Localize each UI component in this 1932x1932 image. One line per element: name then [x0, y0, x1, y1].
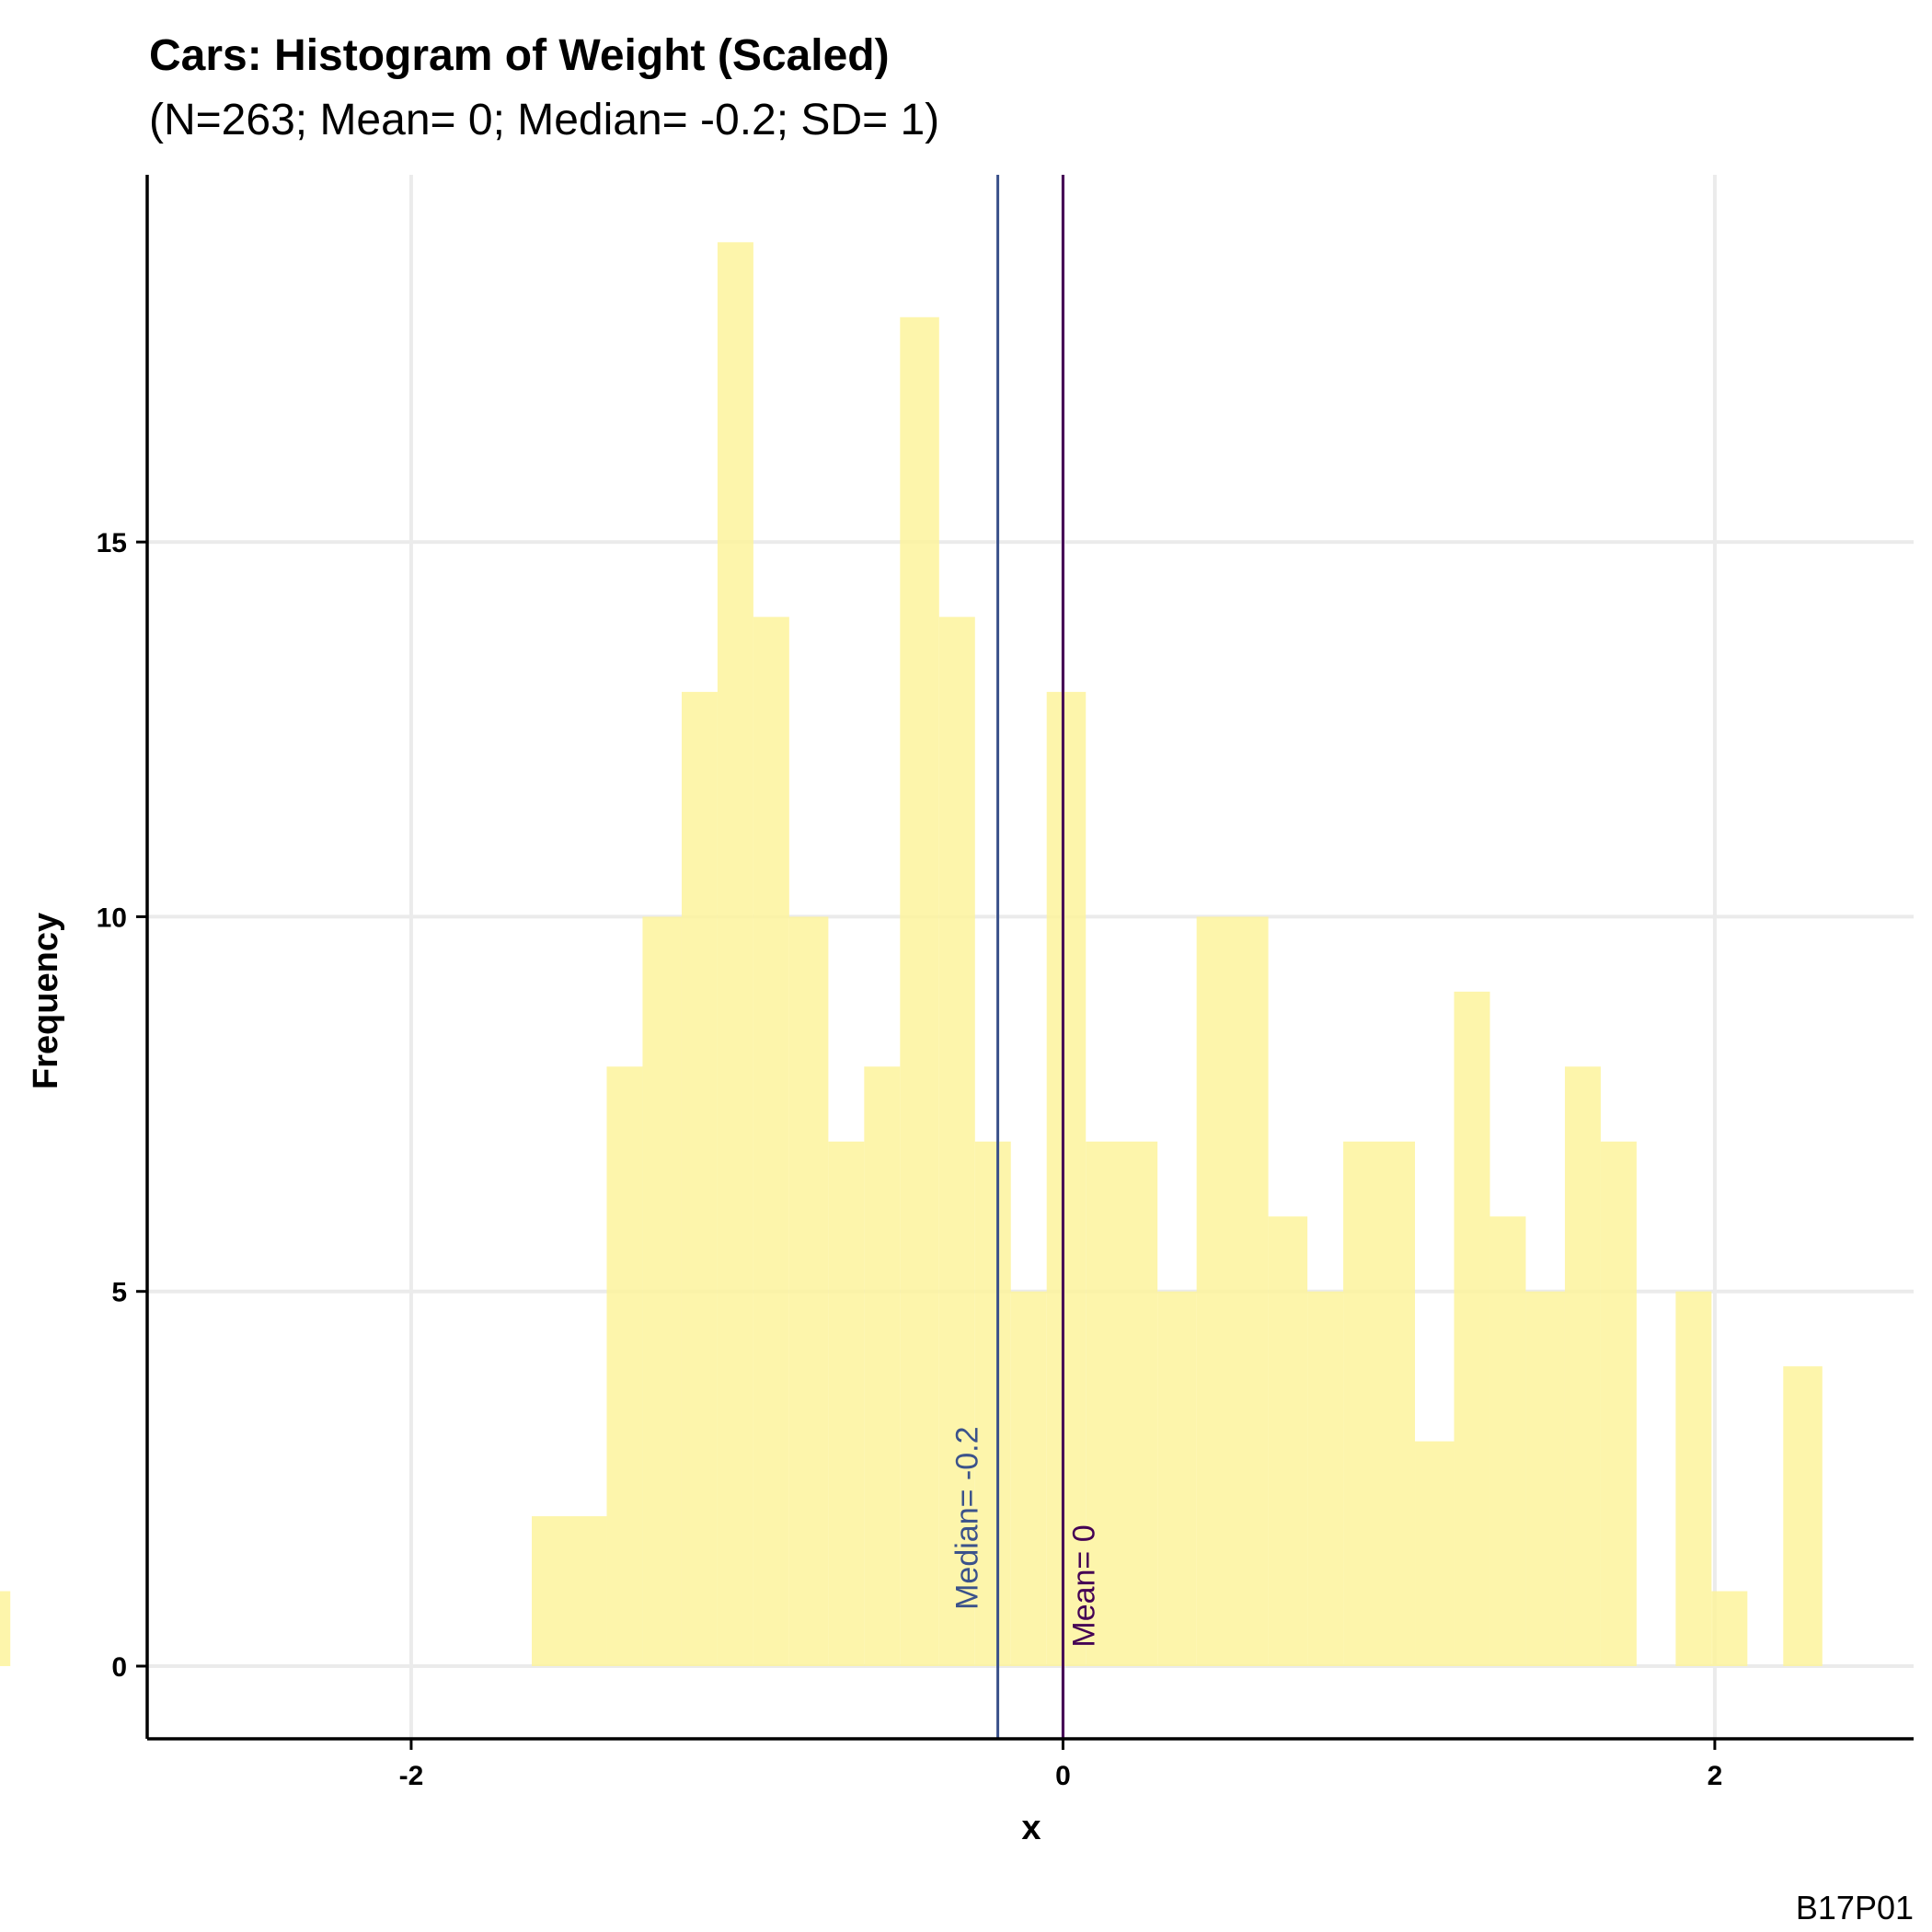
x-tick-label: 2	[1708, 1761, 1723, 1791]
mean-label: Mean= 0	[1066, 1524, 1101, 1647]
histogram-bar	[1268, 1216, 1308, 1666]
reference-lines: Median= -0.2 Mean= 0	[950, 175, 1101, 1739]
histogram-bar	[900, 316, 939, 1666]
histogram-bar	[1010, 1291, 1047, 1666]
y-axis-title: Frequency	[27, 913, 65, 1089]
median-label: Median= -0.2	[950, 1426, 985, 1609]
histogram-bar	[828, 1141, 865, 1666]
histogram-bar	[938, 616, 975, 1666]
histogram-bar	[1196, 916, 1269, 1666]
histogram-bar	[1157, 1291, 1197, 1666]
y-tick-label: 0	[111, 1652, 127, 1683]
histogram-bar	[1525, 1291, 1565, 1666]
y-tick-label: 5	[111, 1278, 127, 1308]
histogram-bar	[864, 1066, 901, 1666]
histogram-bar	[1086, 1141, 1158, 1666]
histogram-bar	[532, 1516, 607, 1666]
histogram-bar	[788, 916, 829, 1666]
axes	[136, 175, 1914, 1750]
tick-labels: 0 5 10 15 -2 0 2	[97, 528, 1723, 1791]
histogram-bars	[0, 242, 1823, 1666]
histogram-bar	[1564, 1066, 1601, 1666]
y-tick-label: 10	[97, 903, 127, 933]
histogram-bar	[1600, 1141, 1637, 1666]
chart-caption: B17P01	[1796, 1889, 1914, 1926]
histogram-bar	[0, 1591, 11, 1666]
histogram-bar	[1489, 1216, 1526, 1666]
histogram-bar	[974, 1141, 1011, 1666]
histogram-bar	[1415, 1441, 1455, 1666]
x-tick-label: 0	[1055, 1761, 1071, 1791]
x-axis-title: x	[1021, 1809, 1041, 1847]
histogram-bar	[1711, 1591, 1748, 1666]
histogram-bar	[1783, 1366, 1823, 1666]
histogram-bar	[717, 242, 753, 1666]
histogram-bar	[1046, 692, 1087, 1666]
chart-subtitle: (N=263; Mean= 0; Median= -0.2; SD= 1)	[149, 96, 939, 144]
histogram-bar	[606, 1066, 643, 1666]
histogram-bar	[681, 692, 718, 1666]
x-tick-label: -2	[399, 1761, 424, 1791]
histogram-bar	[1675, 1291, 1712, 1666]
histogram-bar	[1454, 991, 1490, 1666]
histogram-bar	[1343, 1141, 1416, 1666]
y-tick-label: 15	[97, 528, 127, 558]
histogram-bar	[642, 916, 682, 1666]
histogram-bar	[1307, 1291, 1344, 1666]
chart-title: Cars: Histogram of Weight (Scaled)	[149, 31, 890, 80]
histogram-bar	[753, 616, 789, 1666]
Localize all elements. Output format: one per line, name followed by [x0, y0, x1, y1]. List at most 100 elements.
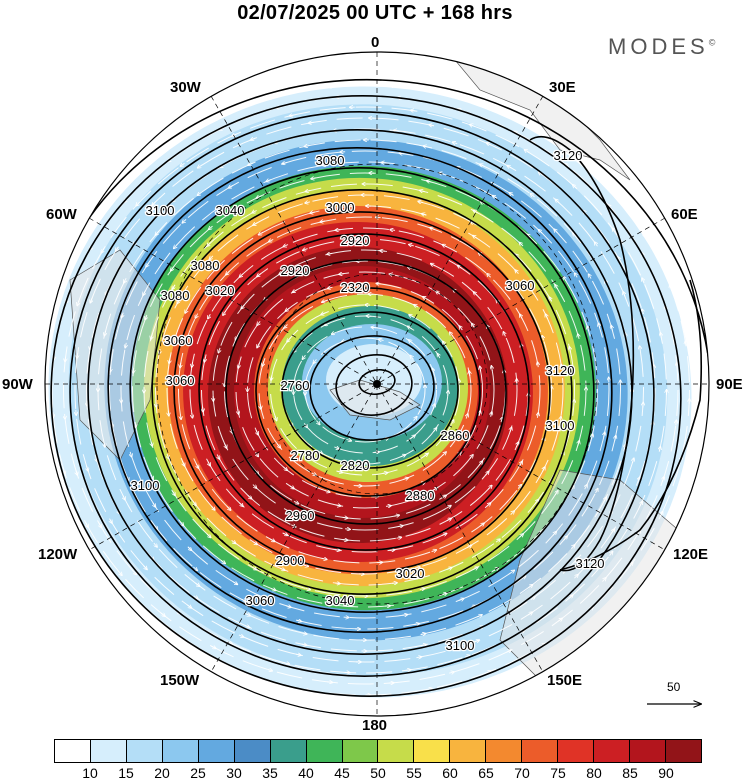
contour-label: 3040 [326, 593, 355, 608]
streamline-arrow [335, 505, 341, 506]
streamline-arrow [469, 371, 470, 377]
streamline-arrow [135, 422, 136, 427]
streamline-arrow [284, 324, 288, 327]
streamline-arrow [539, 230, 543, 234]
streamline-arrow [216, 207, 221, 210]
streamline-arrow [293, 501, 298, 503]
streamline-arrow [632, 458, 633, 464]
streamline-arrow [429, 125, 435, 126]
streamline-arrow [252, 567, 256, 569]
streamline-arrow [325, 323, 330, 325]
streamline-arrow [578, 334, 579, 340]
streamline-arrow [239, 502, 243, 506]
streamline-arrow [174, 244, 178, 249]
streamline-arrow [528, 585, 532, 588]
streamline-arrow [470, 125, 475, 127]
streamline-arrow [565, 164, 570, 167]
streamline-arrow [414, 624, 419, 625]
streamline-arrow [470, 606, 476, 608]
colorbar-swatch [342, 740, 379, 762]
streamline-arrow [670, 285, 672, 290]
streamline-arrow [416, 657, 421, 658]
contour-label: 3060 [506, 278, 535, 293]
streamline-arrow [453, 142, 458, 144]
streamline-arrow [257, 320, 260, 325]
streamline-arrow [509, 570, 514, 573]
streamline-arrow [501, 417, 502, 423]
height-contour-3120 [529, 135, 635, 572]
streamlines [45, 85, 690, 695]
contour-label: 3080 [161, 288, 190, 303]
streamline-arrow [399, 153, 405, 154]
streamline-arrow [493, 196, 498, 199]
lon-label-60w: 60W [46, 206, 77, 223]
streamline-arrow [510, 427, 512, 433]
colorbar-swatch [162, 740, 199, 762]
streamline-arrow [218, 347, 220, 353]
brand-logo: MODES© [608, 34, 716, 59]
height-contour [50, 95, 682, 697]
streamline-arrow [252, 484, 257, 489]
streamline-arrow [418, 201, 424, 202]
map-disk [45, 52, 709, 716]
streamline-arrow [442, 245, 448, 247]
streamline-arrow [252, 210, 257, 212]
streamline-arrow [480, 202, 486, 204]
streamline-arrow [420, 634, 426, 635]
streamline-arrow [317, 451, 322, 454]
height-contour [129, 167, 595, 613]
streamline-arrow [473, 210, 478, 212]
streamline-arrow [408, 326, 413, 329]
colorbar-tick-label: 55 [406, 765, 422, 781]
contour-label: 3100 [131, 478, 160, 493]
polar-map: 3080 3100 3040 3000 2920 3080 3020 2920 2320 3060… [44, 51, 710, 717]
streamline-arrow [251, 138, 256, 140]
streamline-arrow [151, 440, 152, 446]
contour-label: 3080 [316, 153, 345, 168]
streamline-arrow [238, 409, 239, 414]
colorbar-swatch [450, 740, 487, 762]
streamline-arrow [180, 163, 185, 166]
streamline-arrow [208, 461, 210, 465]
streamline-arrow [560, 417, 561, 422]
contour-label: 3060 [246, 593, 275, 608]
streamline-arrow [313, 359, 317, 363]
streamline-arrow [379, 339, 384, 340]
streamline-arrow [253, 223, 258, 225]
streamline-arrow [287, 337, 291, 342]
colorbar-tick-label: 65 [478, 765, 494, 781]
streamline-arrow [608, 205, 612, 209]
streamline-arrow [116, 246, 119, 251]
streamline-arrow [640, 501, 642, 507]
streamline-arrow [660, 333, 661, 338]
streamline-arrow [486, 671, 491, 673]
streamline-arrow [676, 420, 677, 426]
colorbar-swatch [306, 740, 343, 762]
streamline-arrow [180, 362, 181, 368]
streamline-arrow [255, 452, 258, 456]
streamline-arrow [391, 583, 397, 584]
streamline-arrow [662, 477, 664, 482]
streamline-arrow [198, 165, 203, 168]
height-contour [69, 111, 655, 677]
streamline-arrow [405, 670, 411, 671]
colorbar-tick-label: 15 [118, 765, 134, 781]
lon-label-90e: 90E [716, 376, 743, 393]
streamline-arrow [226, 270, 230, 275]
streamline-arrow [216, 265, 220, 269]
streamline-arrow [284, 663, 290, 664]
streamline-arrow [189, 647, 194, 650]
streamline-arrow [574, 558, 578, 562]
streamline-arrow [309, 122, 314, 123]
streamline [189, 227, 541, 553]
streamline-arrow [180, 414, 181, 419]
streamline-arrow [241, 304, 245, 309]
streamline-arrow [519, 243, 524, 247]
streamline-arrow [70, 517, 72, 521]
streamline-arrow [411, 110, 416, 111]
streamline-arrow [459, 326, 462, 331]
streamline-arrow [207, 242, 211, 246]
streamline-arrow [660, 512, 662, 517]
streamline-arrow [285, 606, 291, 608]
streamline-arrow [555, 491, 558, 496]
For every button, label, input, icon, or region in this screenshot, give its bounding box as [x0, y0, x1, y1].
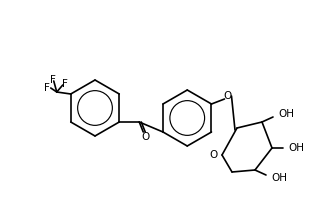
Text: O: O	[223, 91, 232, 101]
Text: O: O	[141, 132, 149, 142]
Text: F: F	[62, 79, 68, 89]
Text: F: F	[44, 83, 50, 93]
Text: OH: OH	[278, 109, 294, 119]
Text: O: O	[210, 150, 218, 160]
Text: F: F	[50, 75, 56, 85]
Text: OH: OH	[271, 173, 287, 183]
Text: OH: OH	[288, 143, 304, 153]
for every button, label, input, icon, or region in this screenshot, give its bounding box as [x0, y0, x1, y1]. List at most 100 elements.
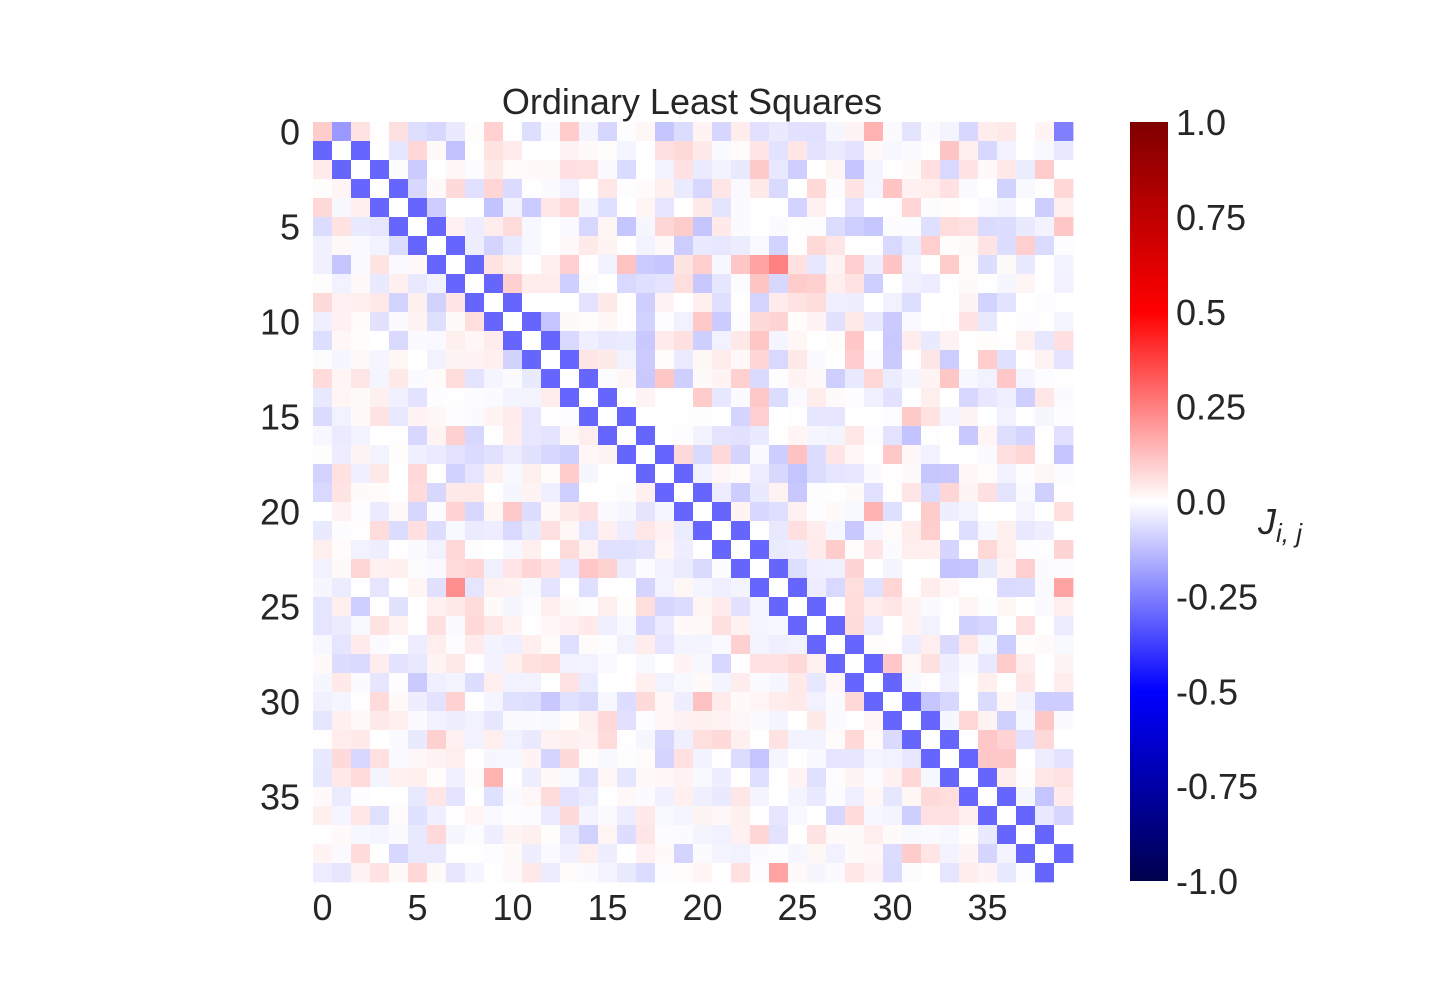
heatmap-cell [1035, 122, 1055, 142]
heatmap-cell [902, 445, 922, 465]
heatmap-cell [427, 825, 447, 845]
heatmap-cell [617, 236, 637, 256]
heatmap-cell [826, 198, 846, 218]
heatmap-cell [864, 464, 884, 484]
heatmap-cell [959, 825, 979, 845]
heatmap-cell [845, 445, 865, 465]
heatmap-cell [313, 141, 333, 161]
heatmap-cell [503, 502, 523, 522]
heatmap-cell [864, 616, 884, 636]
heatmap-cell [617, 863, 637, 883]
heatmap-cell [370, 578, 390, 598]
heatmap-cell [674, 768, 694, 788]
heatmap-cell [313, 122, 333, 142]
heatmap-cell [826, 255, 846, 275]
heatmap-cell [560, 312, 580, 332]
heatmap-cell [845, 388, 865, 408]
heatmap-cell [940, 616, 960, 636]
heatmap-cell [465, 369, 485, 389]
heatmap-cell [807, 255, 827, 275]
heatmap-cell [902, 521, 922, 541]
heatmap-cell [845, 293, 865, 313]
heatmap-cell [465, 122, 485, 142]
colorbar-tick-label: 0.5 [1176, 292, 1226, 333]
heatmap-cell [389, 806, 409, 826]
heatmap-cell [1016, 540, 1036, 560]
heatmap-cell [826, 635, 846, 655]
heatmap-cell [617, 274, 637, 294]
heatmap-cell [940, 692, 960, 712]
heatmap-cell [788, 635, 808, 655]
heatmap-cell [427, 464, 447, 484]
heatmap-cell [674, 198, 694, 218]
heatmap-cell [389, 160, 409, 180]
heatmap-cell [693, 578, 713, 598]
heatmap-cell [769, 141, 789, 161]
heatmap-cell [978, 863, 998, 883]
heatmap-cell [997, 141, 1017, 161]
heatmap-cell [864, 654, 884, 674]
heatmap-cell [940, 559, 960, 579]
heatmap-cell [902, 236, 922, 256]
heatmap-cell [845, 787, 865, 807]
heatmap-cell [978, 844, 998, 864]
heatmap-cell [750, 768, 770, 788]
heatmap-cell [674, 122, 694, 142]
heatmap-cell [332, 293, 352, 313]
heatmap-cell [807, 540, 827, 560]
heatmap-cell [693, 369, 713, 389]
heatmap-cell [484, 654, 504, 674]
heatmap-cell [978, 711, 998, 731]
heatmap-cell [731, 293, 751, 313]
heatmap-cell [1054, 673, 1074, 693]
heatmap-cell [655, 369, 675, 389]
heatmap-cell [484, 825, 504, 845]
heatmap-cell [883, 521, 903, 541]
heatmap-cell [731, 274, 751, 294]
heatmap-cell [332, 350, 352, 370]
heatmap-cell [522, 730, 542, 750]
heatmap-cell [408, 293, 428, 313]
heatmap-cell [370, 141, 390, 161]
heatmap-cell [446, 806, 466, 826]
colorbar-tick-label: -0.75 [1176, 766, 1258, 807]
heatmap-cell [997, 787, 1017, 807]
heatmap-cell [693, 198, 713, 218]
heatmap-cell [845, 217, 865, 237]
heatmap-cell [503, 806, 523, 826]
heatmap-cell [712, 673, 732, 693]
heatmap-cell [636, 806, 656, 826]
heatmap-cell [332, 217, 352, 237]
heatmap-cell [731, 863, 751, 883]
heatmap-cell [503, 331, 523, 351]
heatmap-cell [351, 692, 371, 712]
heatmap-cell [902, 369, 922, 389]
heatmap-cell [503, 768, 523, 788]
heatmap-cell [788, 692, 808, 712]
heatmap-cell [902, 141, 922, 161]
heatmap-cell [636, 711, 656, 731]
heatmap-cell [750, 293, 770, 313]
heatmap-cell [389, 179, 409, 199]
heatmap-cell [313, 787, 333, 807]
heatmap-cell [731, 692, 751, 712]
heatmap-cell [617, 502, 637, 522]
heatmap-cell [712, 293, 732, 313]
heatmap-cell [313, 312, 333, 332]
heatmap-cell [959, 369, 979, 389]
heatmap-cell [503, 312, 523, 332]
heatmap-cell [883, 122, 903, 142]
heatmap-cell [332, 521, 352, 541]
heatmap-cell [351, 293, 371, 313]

*What is required*.
Reproduce verbatim the lines of the listing from the one containing "1761, 1723, 1791]" through the one containing "1761, 1071, 1791]", both included. Output only those lines.

*Finished task*.
x-tick-label: 2	[1708, 1761, 1723, 1791]
mean-label: Mean= 0	[1066, 1524, 1101, 1647]
histogram-bar	[1268, 1216, 1308, 1666]
reference-lines: Median= -0.2 Mean= 0	[950, 175, 1101, 1739]
histogram-bar	[900, 316, 939, 1666]
histogram-bar	[1010, 1291, 1047, 1666]
y-axis-title: Frequency	[27, 913, 65, 1089]
median-label: Median= -0.2	[950, 1426, 985, 1609]
histogram-bar	[828, 1141, 865, 1666]
histogram-bar	[938, 616, 975, 1666]
histogram-bar	[1196, 916, 1269, 1666]
histogram-bar	[1157, 1291, 1197, 1666]
y-tick-label: 0	[111, 1652, 127, 1683]
histogram-bar	[1525, 1291, 1565, 1666]
y-tick-label: 5	[111, 1278, 127, 1308]
histogram-bar	[864, 1066, 901, 1666]
histogram-bar	[1086, 1141, 1158, 1666]
histogram-bar	[532, 1516, 607, 1666]
histogram-bar	[788, 916, 829, 1666]
axes	[136, 175, 1914, 1750]
tick-labels: 0 5 10 15 -2 0 2	[97, 528, 1723, 1791]
histogram-bars	[0, 242, 1823, 1666]
histogram-bar	[1564, 1066, 1601, 1666]
y-tick-label: 10	[97, 903, 127, 933]
histogram-bar	[1600, 1141, 1637, 1666]
chart-caption: B17P01	[1796, 1889, 1914, 1926]
histogram-bar	[0, 1591, 11, 1666]
histogram-bar	[1489, 1216, 1526, 1666]
histogram-bar	[974, 1141, 1011, 1666]
histogram-bar	[1415, 1441, 1455, 1666]
x-tick-label: 0	[1055, 1761, 1071, 1791]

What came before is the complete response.